MATERIAL
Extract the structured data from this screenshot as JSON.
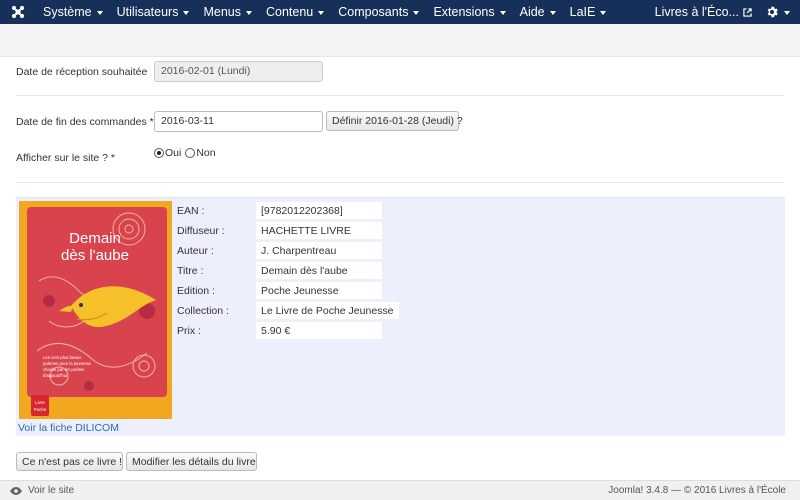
{
  "navbar": {
    "logo_icon": "joomla-logo-icon",
    "menu": [
      {
        "label": "Système"
      },
      {
        "label": "Utilisateurs"
      },
      {
        "label": "Menus"
      },
      {
        "label": "Contenu"
      },
      {
        "label": "Composants"
      },
      {
        "label": "Extensions"
      },
      {
        "label": "Aide"
      },
      {
        "label": "LaIE"
      }
    ],
    "site_label": "Livres à l'Éco...",
    "settings_icon": "gear-icon"
  },
  "form": {
    "reception_label": "Date de réception souhaitée",
    "reception_value": "2016-02-01 (Lundi)",
    "end_label": "Date de fin des commandes *",
    "end_value": "2016-03-11",
    "set_date_button": "Définir 2016-01-28 (Jeudi) ?",
    "show_label": "Afficher sur le site ? *",
    "yes_label": "Oui",
    "no_label": "Non",
    "show_selected": "yes"
  },
  "book": {
    "cover": {
      "title_line1": "Demain",
      "title_line2": "dès l'aube",
      "blurb_line1": "Les cent plus beaux",
      "blurb_line2": "poèmes pour la jeunesse",
      "blurb_line3": "choisis par les poètes",
      "blurb_line4": "d'aujourd'hui",
      "logo_line1": "Livre",
      "logo_line2": "Poche"
    },
    "dilicom_link": "Voir la fiche DILICOM",
    "fields": [
      {
        "label": "EAN :",
        "value": "[9782012202368]"
      },
      {
        "label": "Diffuseur :",
        "value": "HACHETTE LIVRE"
      },
      {
        "label": "Auteur :",
        "value": "J. Charpentreau"
      },
      {
        "label": "Titre :",
        "value": "Demain dès l'aube"
      },
      {
        "label": "Edition :",
        "value": "Poche Jeunesse"
      },
      {
        "label": "Collection :",
        "value": "Le Livre de Poche Jeunesse"
      },
      {
        "label": "Prix :",
        "value": "5.90 €"
      }
    ]
  },
  "actions": {
    "not_this_book": "Ce n'est pas ce livre !",
    "edit_details": "Modifier les détails du livre"
  },
  "footer": {
    "view_site": "Voir le site",
    "credits": "Joomla! 3.4.8  —  © 2016 Livres à l'École"
  },
  "colors": {
    "navbar": "#17305a",
    "panel": "#eeeffd",
    "link": "#2a69b8",
    "cover_bg": "#f2a81e",
    "cover_red": "#d8434e"
  }
}
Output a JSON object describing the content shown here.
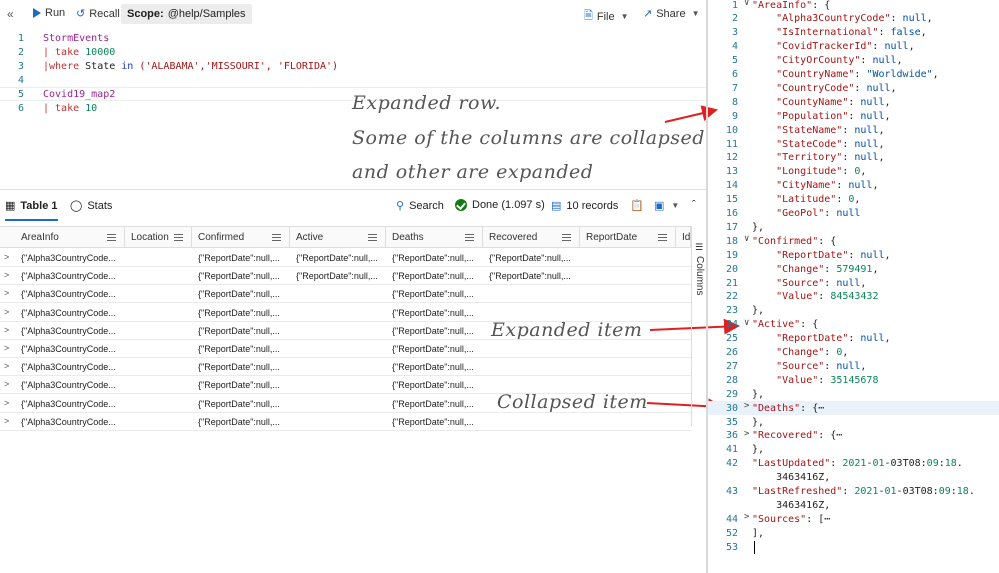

REQUIRED WORK
Restate the entire listing word for word, excluding pictures.

COMPLETE ANSWER
Extract the structured data from this screenshot as JSON.
{
  "navbar": {
    "logo_icon": "joomla-logo-icon",
    "menu": [
      {
        "label": "Système"
      },
      {
        "label": "Utilisateurs"
      },
      {
        "label": "Menus"
      },
      {
        "label": "Contenu"
      },
      {
        "label": "Composants"
      },
      {
        "label": "Extensions"
      },
      {
        "label": "Aide"
      },
      {
        "label": "LaIE"
      }
    ],
    "site_label": "Livres à l'Éco...",
    "settings_icon": "gear-icon"
  },
  "form": {
    "reception_label": "Date de réception souhaitée",
    "reception_value": "2016-02-01 (Lundi)",
    "end_label": "Date de fin des commandes *",
    "end_value": "2016-03-11",
    "set_date_button": "Définir 2016-01-28 (Jeudi) ?",
    "show_label": "Afficher sur le site ? *",
    "yes_label": "Oui",
    "no_label": "Non",
    "show_selected": "yes"
  },
  "book": {
    "cover": {
      "title_line1": "Demain",
      "title_line2": "dès l'aube",
      "blurb_line1": "Les cent plus beaux",
      "blurb_line2": "poèmes pour la jeunesse",
      "blurb_line3": "choisis par les poètes",
      "blurb_line4": "d'aujourd'hui",
      "logo_line1": "Livre",
      "logo_line2": "Poche"
    },
    "dilicom_link": "Voir la fiche DILICOM",
    "fields": [
      {
        "label": "EAN :",
        "value": "[9782012202368]"
      },
      {
        "label": "Diffuseur :",
        "value": "HACHETTE LIVRE"
      },
      {
        "label": "Auteur :",
        "value": "J. Charpentreau"
      },
      {
        "label": "Titre :",
        "value": "Demain dès l'aube"
      },
      {
        "label": "Edition :",
        "value": "Poche Jeunesse"
      },
      {
        "label": "Collection :",
        "value": "Le Livre de Poche Jeunesse"
      },
      {
        "label": "Prix :",
        "value": "5.90 €"
      }
    ]
  },
  "actions": {
    "not_this_book": "Ce n'est pas ce livre !",
    "edit_details": "Modifier les détails du livre"
  },
  "footer": {
    "view_site": "Voir le site",
    "credits": "Joomla! 3.4.8  —  © 2016 Livres à l'École"
  },
  "colors": {
    "navbar": "#17305a",
    "panel": "#eeeffd",
    "link": "#2a69b8",
    "cover_bg": "#f2a81e",
    "cover_red": "#d8434e"
  }
}
Output a JSON object describing the content shown here.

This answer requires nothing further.